> _SOURCE PASSAGE_
◇ ◇ ◇

Re: [OSGeo-Discuss] Raster data on RDBMS

2008-10-29 Thread Smith, Michael ERDC-CRREL-NH
Ivan,

Those numbers look impressive. We are just starting to set up some new
hardware here and I plan to do some testing also. Perhaps we can collaborate
and come up with a test suite in order to track these numbers across builds.

Mike


-- 
Michael Smith
RSGIS Center
ERDC - CRREL
US Army Corps of Engineers




On 10/29/08  1:35 AM, "Lucena, Ivan" <[EMAIL PROTECTED]> wrote:

> Paul,
> 
> Good thought. 
> 
> Let's see. The default blocking used by the GeoRaster driver is (256, 256, 1).

◇ ◇ ◇

> _DATASET_
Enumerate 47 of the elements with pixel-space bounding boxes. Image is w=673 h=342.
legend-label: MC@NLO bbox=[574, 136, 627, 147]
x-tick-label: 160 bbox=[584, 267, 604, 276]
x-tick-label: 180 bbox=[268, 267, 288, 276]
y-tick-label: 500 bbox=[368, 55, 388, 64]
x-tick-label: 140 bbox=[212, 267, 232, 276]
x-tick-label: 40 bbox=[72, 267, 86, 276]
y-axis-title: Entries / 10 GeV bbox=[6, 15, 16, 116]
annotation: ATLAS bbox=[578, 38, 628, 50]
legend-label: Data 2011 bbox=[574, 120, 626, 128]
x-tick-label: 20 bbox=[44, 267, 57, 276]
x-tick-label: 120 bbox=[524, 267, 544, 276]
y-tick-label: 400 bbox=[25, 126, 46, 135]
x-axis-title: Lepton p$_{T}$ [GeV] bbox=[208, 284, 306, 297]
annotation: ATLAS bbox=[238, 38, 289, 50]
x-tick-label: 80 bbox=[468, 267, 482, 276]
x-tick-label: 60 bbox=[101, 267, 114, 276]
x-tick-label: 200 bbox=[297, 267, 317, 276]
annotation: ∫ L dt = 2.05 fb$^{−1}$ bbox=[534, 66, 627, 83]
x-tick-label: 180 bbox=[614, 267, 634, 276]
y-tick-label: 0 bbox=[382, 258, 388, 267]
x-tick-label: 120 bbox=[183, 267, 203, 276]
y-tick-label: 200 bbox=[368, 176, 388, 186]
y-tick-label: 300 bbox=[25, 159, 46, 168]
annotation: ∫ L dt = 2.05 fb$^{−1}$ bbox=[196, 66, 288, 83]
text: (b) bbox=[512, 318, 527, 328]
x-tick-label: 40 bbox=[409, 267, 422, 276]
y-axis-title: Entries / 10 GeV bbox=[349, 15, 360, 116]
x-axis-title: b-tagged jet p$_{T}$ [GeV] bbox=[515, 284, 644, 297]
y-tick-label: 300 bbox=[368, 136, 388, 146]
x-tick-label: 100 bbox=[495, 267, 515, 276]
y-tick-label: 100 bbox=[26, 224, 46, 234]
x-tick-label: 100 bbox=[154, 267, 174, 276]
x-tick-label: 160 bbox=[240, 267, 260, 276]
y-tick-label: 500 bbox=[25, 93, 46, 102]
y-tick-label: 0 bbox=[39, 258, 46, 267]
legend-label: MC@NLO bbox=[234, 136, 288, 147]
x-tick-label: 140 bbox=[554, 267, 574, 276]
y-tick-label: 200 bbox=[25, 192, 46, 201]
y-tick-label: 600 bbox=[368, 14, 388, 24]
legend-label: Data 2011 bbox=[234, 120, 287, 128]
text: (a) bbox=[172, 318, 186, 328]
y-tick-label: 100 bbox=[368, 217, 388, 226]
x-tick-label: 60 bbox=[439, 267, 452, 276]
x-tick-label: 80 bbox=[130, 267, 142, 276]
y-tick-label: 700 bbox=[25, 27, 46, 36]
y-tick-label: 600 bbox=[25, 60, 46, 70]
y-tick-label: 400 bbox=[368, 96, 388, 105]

◇ ◇ ◇

> _EXERCISE REQUIREMENTS_
1. Using the raster data thread, mark each statement yes or no and quote the words that settle it: (a) Mike plans to run some testing of his own. (b) The GeoRaster driver's default blocking is (512, 512, 1). (c) Lucena's message opens by addressing Paul.
2. In the raster data thread, what does Mike suggest the two of them could build together to track the numbers across builds?

> _THE SOLUTIONS_
1.
(a) Yes: "I plan to do some testing also."
(b) No: "The default blocking used by the GeoRaster driver is (256, 256, 1)."
(c) Yes: "Paul,"

2. A test suite.